__TASK__
For the material that follows, list every line containing the word "Truhlar".

===============

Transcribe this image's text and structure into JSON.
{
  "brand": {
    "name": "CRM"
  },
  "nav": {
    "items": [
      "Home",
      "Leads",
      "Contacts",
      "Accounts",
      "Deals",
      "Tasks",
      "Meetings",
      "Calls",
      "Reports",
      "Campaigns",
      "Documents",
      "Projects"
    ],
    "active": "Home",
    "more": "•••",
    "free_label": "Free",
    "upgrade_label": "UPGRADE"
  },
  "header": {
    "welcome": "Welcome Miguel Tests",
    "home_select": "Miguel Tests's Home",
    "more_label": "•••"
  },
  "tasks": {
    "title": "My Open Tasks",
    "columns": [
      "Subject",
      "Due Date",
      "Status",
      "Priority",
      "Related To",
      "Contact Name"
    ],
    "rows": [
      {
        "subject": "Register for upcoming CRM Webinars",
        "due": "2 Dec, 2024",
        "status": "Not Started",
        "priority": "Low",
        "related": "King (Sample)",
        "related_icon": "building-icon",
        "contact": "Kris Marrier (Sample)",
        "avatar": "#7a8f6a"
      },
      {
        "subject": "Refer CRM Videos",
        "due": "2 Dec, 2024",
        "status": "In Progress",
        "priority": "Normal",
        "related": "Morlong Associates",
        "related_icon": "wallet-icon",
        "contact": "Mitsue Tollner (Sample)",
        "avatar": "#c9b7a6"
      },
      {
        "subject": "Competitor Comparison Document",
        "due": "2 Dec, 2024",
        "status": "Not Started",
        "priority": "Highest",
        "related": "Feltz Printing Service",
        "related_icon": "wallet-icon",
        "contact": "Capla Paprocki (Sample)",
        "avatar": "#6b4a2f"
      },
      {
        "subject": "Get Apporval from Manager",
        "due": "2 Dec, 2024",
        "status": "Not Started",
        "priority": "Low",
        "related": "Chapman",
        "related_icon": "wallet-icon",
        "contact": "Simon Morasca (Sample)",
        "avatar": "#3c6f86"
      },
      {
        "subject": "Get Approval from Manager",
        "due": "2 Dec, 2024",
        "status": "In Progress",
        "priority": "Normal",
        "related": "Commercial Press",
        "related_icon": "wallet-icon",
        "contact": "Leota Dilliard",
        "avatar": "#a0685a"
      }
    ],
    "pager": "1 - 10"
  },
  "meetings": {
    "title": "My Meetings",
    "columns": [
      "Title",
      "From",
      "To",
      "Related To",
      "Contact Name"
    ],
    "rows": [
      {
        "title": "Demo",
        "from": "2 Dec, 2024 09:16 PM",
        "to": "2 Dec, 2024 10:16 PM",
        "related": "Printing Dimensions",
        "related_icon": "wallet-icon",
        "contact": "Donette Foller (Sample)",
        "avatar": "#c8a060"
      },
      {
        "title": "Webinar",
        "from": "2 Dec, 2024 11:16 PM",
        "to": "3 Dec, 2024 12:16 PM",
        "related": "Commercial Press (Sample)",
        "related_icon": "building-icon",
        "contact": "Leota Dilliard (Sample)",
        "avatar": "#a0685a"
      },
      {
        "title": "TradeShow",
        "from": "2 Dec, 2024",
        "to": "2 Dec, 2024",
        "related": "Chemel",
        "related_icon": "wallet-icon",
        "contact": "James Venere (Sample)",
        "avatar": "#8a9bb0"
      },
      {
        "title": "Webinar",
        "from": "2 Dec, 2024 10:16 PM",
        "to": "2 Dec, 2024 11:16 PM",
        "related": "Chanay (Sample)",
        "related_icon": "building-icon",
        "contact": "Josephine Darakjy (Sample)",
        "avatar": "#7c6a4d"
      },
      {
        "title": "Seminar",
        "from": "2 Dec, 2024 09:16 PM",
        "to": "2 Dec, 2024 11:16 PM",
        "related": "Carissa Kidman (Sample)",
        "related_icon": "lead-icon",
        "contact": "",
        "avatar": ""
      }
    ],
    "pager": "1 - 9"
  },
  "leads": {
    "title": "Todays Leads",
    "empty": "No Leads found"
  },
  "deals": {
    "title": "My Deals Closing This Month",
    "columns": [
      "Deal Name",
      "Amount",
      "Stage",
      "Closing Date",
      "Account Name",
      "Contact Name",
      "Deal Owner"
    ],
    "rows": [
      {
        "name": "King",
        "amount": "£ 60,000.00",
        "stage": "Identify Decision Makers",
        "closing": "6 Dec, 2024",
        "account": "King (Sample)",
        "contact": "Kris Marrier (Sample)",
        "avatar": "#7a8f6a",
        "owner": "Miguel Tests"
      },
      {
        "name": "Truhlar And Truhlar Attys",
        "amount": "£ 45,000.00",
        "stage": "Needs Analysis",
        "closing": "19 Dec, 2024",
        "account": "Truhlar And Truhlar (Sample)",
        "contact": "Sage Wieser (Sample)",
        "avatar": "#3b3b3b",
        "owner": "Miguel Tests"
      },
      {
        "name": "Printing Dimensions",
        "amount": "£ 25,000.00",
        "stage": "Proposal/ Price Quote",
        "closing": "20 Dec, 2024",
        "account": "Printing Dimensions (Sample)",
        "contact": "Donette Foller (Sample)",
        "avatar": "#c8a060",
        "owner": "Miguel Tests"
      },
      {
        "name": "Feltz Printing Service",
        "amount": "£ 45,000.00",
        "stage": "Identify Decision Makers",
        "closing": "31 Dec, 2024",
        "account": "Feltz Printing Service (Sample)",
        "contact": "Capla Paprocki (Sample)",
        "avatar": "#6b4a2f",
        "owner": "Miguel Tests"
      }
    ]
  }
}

===============

__SOLVED EXERCISE__
        "name": "Truhlar And Truhlar Attys",
        "account": "Truhlar And Truhlar (Sample)",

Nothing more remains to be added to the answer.